DIRECTION
Find all the lines with "this" and gather them.
— Start DATA TO USE —
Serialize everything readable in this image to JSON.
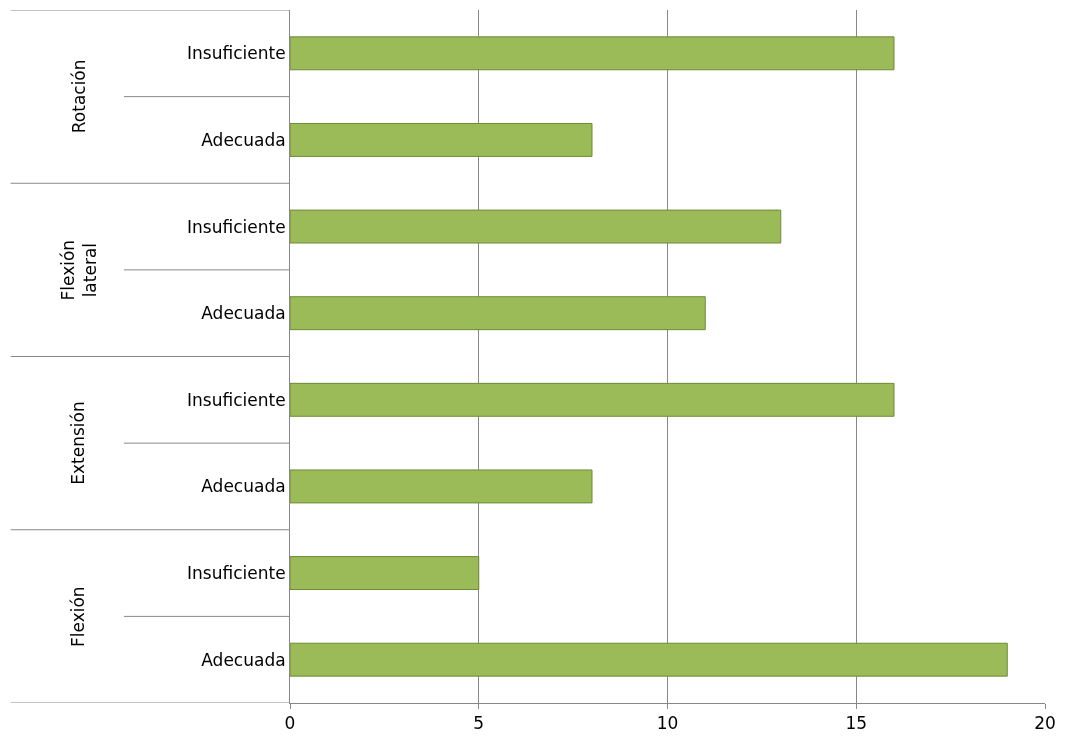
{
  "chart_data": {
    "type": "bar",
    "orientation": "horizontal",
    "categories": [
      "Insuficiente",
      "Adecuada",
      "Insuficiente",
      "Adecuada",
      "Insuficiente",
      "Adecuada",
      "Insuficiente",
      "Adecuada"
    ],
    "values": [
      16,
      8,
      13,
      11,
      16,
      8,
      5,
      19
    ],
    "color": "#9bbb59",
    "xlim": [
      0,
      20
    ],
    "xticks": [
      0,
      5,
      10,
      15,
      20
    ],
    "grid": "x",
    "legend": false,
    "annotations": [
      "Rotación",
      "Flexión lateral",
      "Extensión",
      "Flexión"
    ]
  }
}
— End DATA TO USE —
— Start DATA TO USE —
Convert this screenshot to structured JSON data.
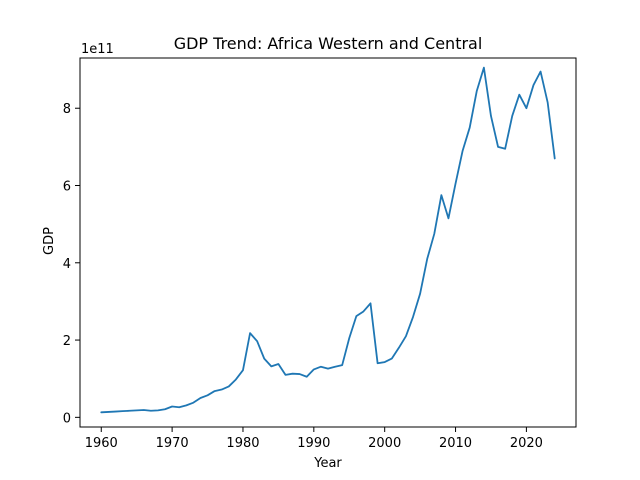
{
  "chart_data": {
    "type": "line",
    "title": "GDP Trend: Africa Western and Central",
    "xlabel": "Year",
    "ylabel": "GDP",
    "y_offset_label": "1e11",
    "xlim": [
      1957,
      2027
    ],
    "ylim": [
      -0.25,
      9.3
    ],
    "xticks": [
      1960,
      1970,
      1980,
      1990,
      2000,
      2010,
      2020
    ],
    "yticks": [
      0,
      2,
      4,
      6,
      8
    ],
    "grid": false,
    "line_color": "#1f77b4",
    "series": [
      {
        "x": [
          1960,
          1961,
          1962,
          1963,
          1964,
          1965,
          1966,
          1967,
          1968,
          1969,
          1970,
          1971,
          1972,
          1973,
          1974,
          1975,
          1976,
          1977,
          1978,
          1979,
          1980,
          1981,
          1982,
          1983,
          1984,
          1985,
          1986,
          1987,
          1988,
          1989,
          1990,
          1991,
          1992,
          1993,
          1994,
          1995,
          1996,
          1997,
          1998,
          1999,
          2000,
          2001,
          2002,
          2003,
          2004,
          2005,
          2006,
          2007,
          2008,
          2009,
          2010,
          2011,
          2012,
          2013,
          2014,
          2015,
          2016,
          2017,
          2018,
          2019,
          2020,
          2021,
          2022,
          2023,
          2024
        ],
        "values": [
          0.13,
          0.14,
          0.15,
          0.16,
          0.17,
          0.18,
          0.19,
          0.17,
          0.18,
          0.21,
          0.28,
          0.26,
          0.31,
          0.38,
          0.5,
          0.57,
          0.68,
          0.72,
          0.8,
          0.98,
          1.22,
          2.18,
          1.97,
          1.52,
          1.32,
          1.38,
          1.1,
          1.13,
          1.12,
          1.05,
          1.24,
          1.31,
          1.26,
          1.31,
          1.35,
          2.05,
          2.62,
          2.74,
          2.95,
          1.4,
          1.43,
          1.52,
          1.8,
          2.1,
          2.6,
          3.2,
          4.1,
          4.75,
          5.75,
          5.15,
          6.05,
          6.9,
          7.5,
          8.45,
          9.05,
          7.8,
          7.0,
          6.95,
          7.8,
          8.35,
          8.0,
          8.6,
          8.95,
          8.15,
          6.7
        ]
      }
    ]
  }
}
— End DATA TO USE —
FINAL ANSWER
Serialize everything readable in this image to JSON.
Convert this screenshot to structured JSON data.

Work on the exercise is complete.